What is asked:
Below are some records; give them all again exactly, but not the pictures.

Collected data entries
◆ ◆ ◆ ◆ ◆

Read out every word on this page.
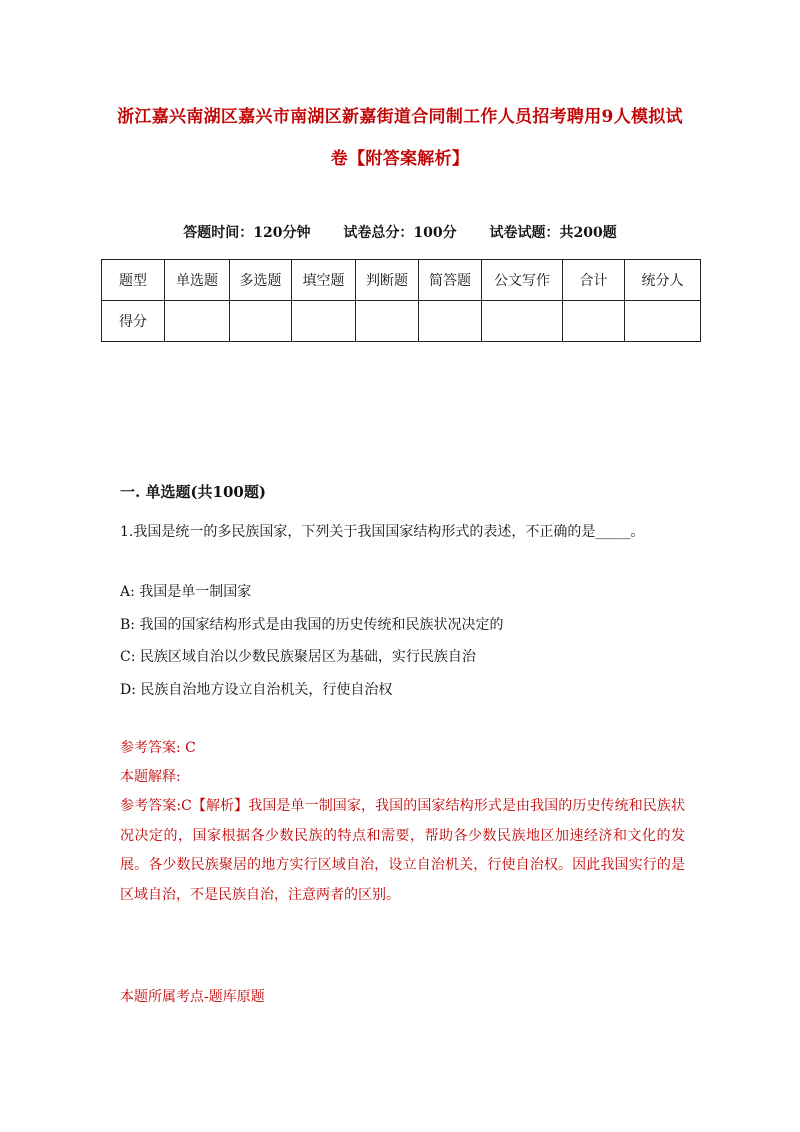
浙江嘉兴南湖区嘉兴市南湖区新嘉街道合同制工作人员招考聘用9人模拟试卷【附答案解析】
答题时间：120分钟 试卷总分：100分 试卷试题：共200题
题型	单选题	多选题	填空题	判断题	简答题	公文写作	合计	统分人
得分								
一. 单选题(共100题)
1.我国是统一的多民族国家，下列关于我国国家结构形式的表述，不正确的是_____。
A: 我国是单一制国家
B: 我国的国家结构形式是由我国的历史传统和民族状况决定的
C: 民族区域自治以少数民族聚居区为基础，实行民族自治
D: 民族自治地方设立自治机关，行使自治权
参考答案: C
本题解释:
参考答案:C【解析】我国是单一制国家，我国的国家结构形式是由我国的历史传统和民族状况决定的，国家根据各少数民族的特点和需要，帮助各少数民族地区加速经济和文化的发展。各少数民族聚居的地方实行区域自治，设立自治机关，行使自治权。因此我国实行的是区域自治，不是民族自治，注意两者的区别。
本题所属考点-题库原题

◆ ◆ ◆ ◆ ◆

Result:
Read out every word on this page.
浙江嘉兴南湖区嘉兴市南湖区新嘉街道合同制工作人员招考聘用9人模拟试卷【附答案解析】
答题时间：120分钟 试卷总分：100分 试卷试题：共200题
题型	单选题	多选题	填空题	判断题	简答题	公文写作	合计	统分人
得分								
一. 单选题(共100题)
1.我国是统一的多民族国家，下列关于我国国家结构形式的表述，不正确的是_____。
A: 我国是单一制国家
B: 我国的国家结构形式是由我国的历史传统和民族状况决定的
C: 民族区域自治以少数民族聚居区为基础，实行民族自治
D: 民族自治地方设立自治机关，行使自治权
参考答案: C
本题解释:
参考答案:C【解析】我国是单一制国家，我国的国家结构形式是由我国的历史传统和民族状况决定的，国家根据各少数民族的特点和需要，帮助各少数民族地区加速经济和文化的发展。各少数民族聚居的地方实行区域自治，设立自治机关，行使自治权。因此我国实行的是区域自治，不是民族自治，注意两者的区别。
本题所属考点-题库原题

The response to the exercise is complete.